INPUT »

>>>>>

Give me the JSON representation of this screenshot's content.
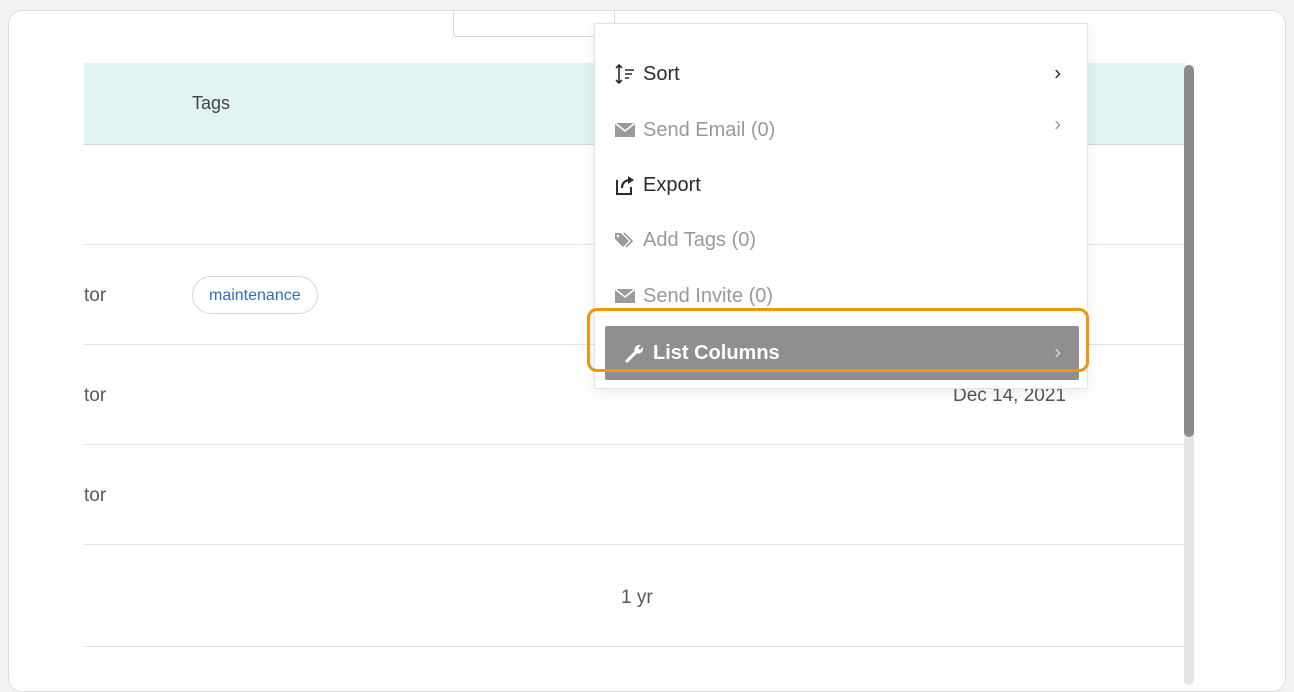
{
  "table": {
    "header": {
      "tags_label": "Tags"
    },
    "rows": [
      {
        "role": "",
        "tag": "",
        "date": "",
        "age": ""
      },
      {
        "role": "tor",
        "tag": "maintenance",
        "date": "",
        "age": ""
      },
      {
        "role": "tor",
        "tag": "",
        "date": "Dec 14, 2021",
        "age": ""
      },
      {
        "role": "tor",
        "tag": "",
        "date": "",
        "age": ""
      },
      {
        "role": "",
        "tag": "",
        "date": "",
        "age": "1 yr"
      }
    ]
  },
  "menu": {
    "items": [
      {
        "label": "Sort",
        "icon": "sort-icon",
        "enabled": true,
        "submenu": true
      },
      {
        "label": "Send Email (0)",
        "icon": "envelope-icon",
        "enabled": false,
        "submenu": true
      },
      {
        "label": "Export",
        "icon": "export-icon",
        "enabled": true,
        "submenu": false
      },
      {
        "label": "Add Tags (0)",
        "icon": "tags-icon",
        "enabled": false,
        "submenu": false
      },
      {
        "label": "Send Invite (0)",
        "icon": "envelope-icon",
        "enabled": false,
        "submenu": false
      },
      {
        "label": "List Columns",
        "icon": "wrench-icon",
        "enabled": true,
        "submenu": true,
        "active": true
      }
    ],
    "chevron": "›"
  },
  "colors": {
    "header_bg": "#e2f3f3",
    "highlight": "#f0960c",
    "active_bg": "#8f8f8f",
    "tag_text": "#2f6fbf"
  }
}
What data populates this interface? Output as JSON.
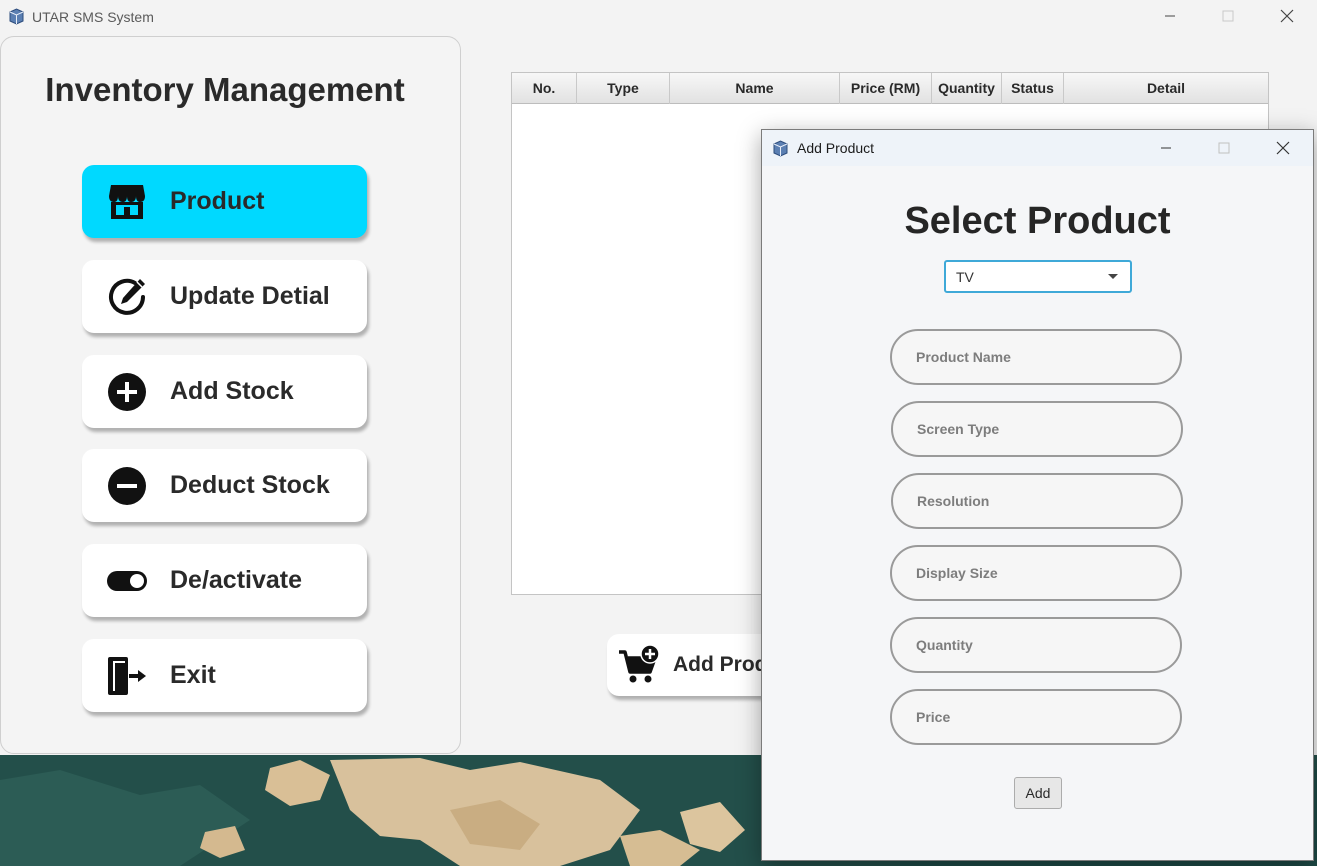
{
  "main_window": {
    "title": "UTAR SMS System",
    "controls": {
      "minimize": "minimize-icon",
      "maximize": "maximize-icon",
      "close": "close-icon"
    }
  },
  "sidebar": {
    "title": "Inventory Management",
    "items": [
      {
        "label": "Product",
        "icon": "store-icon",
        "active": true
      },
      {
        "label": "Update Detial",
        "icon": "edit-pen-icon",
        "active": false
      },
      {
        "label": "Add Stock",
        "icon": "plus-circle-icon",
        "active": false
      },
      {
        "label": "Deduct Stock",
        "icon": "minus-circle-icon",
        "active": false
      },
      {
        "label": "De/activate",
        "icon": "toggle-icon",
        "active": false
      },
      {
        "label": "Exit",
        "icon": "exit-door-icon",
        "active": false
      }
    ],
    "active_color": "#00d9ff"
  },
  "table": {
    "columns": [
      "No.",
      "Type",
      "Name",
      "Price (RM)",
      "Quantity",
      "Status",
      "Detail"
    ],
    "rows": []
  },
  "main_actions": {
    "add_product_label": "Add Product",
    "add_product_icon": "cart-plus-icon"
  },
  "dialog": {
    "title": "Add Product",
    "heading": "Select Product",
    "select": {
      "value": "TV"
    },
    "fields": [
      {
        "placeholder": "Product Name"
      },
      {
        "placeholder": "Screen Type"
      },
      {
        "placeholder": "Resolution"
      },
      {
        "placeholder": "Display Size"
      },
      {
        "placeholder": "Quantity"
      },
      {
        "placeholder": "Price"
      }
    ],
    "submit_label": "Add",
    "accent": "#3fa9d8"
  }
}
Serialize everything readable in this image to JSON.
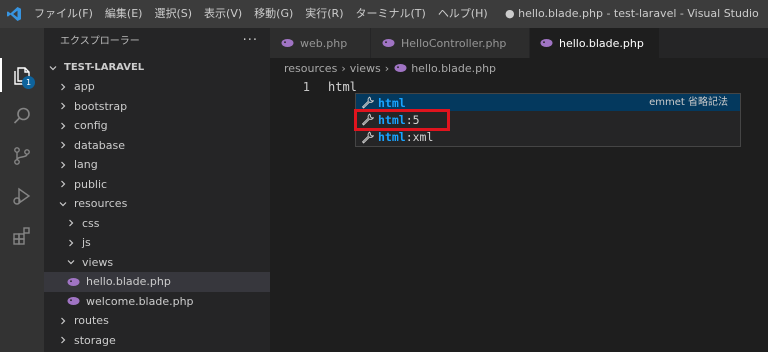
{
  "menu": [
    "ファイル(F)",
    "編集(E)",
    "選択(S)",
    "表示(V)",
    "移動(G)",
    "実行(R)",
    "ターミナル(T)",
    "ヘルプ(H)"
  ],
  "window_title": "● hello.blade.php - test-laravel - Visual Studio",
  "activity_bar": {
    "items": [
      "explorer-icon",
      "search-icon",
      "source-control-icon",
      "run-debug-icon",
      "extensions-icon"
    ],
    "badge": "1"
  },
  "sidebar": {
    "title": "エクスプローラー",
    "more": "···",
    "section": "TEST-LARAVEL",
    "tree": [
      {
        "label": "app",
        "indent": 1,
        "kind": "folder",
        "open": false
      },
      {
        "label": "bootstrap",
        "indent": 1,
        "kind": "folder",
        "open": false
      },
      {
        "label": "config",
        "indent": 1,
        "kind": "folder",
        "open": false
      },
      {
        "label": "database",
        "indent": 1,
        "kind": "folder",
        "open": false
      },
      {
        "label": "lang",
        "indent": 1,
        "kind": "folder",
        "open": false
      },
      {
        "label": "public",
        "indent": 1,
        "kind": "folder",
        "open": false
      },
      {
        "label": "resources",
        "indent": 1,
        "kind": "folder",
        "open": true
      },
      {
        "label": "css",
        "indent": 2,
        "kind": "folder",
        "open": false
      },
      {
        "label": "js",
        "indent": 2,
        "kind": "folder",
        "open": false
      },
      {
        "label": "views",
        "indent": 2,
        "kind": "folder",
        "open": true
      },
      {
        "label": "hello.blade.php",
        "indent": 3,
        "kind": "file",
        "selected": true
      },
      {
        "label": "welcome.blade.php",
        "indent": 3,
        "kind": "file"
      },
      {
        "label": "routes",
        "indent": 1,
        "kind": "folder",
        "open": false
      },
      {
        "label": "storage",
        "indent": 1,
        "kind": "folder",
        "open": false
      }
    ]
  },
  "tabs": [
    {
      "label": "web.php",
      "active": false
    },
    {
      "label": "HelloController.php",
      "active": false
    },
    {
      "label": "hello.blade.php",
      "active": true,
      "dirty": true
    }
  ],
  "breadcrumb": [
    "resources",
    "views",
    "hello.blade.php"
  ],
  "editor": {
    "line_number": "1",
    "code": "html"
  },
  "suggestions": [
    {
      "match": "html",
      "rest": "",
      "detail": "emmet 省略記法",
      "focused": true
    },
    {
      "match": "html",
      "rest": ":5",
      "detail": "",
      "highlighted": true
    },
    {
      "match": "html",
      "rest": ":xml",
      "detail": ""
    }
  ],
  "colors": {
    "php_icon": "#a074c4",
    "match": "#18a3ff",
    "highlight_box": "#e0141e",
    "accent": "#0e639c"
  }
}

<<<<<

WRITTEN REQUEST » Set the listing down in full and exactly. Pictures within it should not appear in the copy.

COMPLETED TASK »
Give me the JSON representation of this screenshot's content.
{
  "table": {
    "header": {
      "tags_label": "Tags"
    },
    "rows": [
      {
        "role": "",
        "tag": "",
        "date": "",
        "age": ""
      },
      {
        "role": "tor",
        "tag": "maintenance",
        "date": "",
        "age": ""
      },
      {
        "role": "tor",
        "tag": "",
        "date": "Dec 14, 2021",
        "age": ""
      },
      {
        "role": "tor",
        "tag": "",
        "date": "",
        "age": ""
      },
      {
        "role": "",
        "tag": "",
        "date": "",
        "age": "1 yr"
      }
    ]
  },
  "menu": {
    "items": [
      {
        "label": "Sort",
        "icon": "sort-icon",
        "enabled": true,
        "submenu": true
      },
      {
        "label": "Send Email (0)",
        "icon": "envelope-icon",
        "enabled": false,
        "submenu": true
      },
      {
        "label": "Export",
        "icon": "export-icon",
        "enabled": true,
        "submenu": false
      },
      {
        "label": "Add Tags (0)",
        "icon": "tags-icon",
        "enabled": false,
        "submenu": false
      },
      {
        "label": "Send Invite (0)",
        "icon": "envelope-icon",
        "enabled": false,
        "submenu": false
      },
      {
        "label": "List Columns",
        "icon": "wrench-icon",
        "enabled": true,
        "submenu": true,
        "active": true
      }
    ],
    "chevron": "›"
  },
  "colors": {
    "header_bg": "#e2f3f3",
    "highlight": "#f0960c",
    "active_bg": "#8f8f8f",
    "tag_text": "#2f6fbf"
  }
}
What data populates this interface? Output as JSON.
{
  "main_window": {
    "title": "UTAR SMS System",
    "controls": {
      "minimize": "minimize-icon",
      "maximize": "maximize-icon",
      "close": "close-icon"
    }
  },
  "sidebar": {
    "title": "Inventory Management",
    "items": [
      {
        "label": "Product",
        "icon": "store-icon",
        "active": true
      },
      {
        "label": "Update Detial",
        "icon": "edit-pen-icon",
        "active": false
      },
      {
        "label": "Add Stock",
        "icon": "plus-circle-icon",
        "active": false
      },
      {
        "label": "Deduct Stock",
        "icon": "minus-circle-icon",
        "active": false
      },
      {
        "label": "De/activate",
        "icon": "toggle-icon",
        "active": false
      },
      {
        "label": "Exit",
        "icon": "exit-door-icon",
        "active": false
      }
    ],
    "active_color": "#00d9ff"
  },
  "table": {
    "columns": [
      "No.",
      "Type",
      "Name",
      "Price (RM)",
      "Quantity",
      "Status",
      "Detail"
    ],
    "rows": []
  },
  "main_actions": {
    "add_product_label": "Add Product",
    "add_product_icon": "cart-plus-icon"
  },
  "dialog": {
    "title": "Add Product",
    "heading": "Select Product",
    "select": {
      "value": "TV"
    },
    "fields": [
      {
        "placeholder": "Product Name"
      },
      {
        "placeholder": "Screen Type"
      },
      {
        "placeholder": "Resolution"
      },
      {
        "placeholder": "Display Size"
      },
      {
        "placeholder": "Quantity"
      },
      {
        "placeholder": "Price"
      }
    ],
    "submit_label": "Add",
    "accent": "#3fa9d8"
  }
}
Serialize everything readable in this image to JSON.
{
  "menu": [
    "ファイル(F)",
    "編集(E)",
    "選択(S)",
    "表示(V)",
    "移動(G)",
    "実行(R)",
    "ターミナル(T)",
    "ヘルプ(H)"
  ],
  "window_title": "● hello.blade.php - test-laravel - Visual Studio",
  "activity_bar": {
    "items": [
      "explorer-icon",
      "search-icon",
      "source-control-icon",
      "run-debug-icon",
      "extensions-icon"
    ],
    "badge": "1"
  },
  "sidebar": {
    "title": "エクスプローラー",
    "more": "···",
    "section": "TEST-LARAVEL",
    "tree": [
      {
        "label": "app",
        "indent": 1,
        "kind": "folder",
        "open": false
      },
      {
        "label": "bootstrap",
        "indent": 1,
        "kind": "folder",
        "open": false
      },
      {
        "label": "config",
        "indent": 1,
        "kind": "folder",
        "open": false
      },
      {
        "label": "database",
        "indent": 1,
        "kind": "folder",
        "open": false
      },
      {
        "label": "lang",
        "indent": 1,
        "kind": "folder",
        "open": false
      },
      {
        "label": "public",
        "indent": 1,
        "kind": "folder",
        "open": false
      },
      {
        "label": "resources",
        "indent": 1,
        "kind": "folder",
        "open": true
      },
      {
        "label": "css",
        "indent": 2,
        "kind": "folder",
        "open": false
      },
      {
        "label": "js",
        "indent": 2,
        "kind": "folder",
        "open": false
      },
      {
        "label": "views",
        "indent": 2,
        "kind": "folder",
        "open": true
      },
      {
        "label": "hello.blade.php",
        "indent": 3,
        "kind": "file",
        "selected": true
      },
      {
        "label": "welcome.blade.php",
        "indent": 3,
        "kind": "file"
      },
      {
        "label": "routes",
        "indent": 1,
        "kind": "folder",
        "open": false
      },
      {
        "label": "storage",
        "indent": 1,
        "kind": "folder",
        "open": false
      }
    ]
  },
  "tabs": [
    {
      "label": "web.php",
      "active": false
    },
    {
      "label": "HelloController.php",
      "active": false
    },
    {
      "label": "hello.blade.php",
      "active": true,
      "dirty": true
    }
  ],
  "breadcrumb": [
    "resources",
    "views",
    "hello.blade.php"
  ],
  "editor": {
    "line_number": "1",
    "code": "html"
  },
  "suggestions": [
    {
      "match": "html",
      "rest": "",
      "detail": "emmet 省略記法",
      "focused": true
    },
    {
      "match": "html",
      "rest": ":5",
      "detail": "",
      "highlighted": true
    },
    {
      "match": "html",
      "rest": ":xml",
      "detail": ""
    }
  ],
  "colors": {
    "php_icon": "#a074c4",
    "match": "#18a3ff",
    "highlight_box": "#e0141e",
    "accent": "#0e639c"
  }
}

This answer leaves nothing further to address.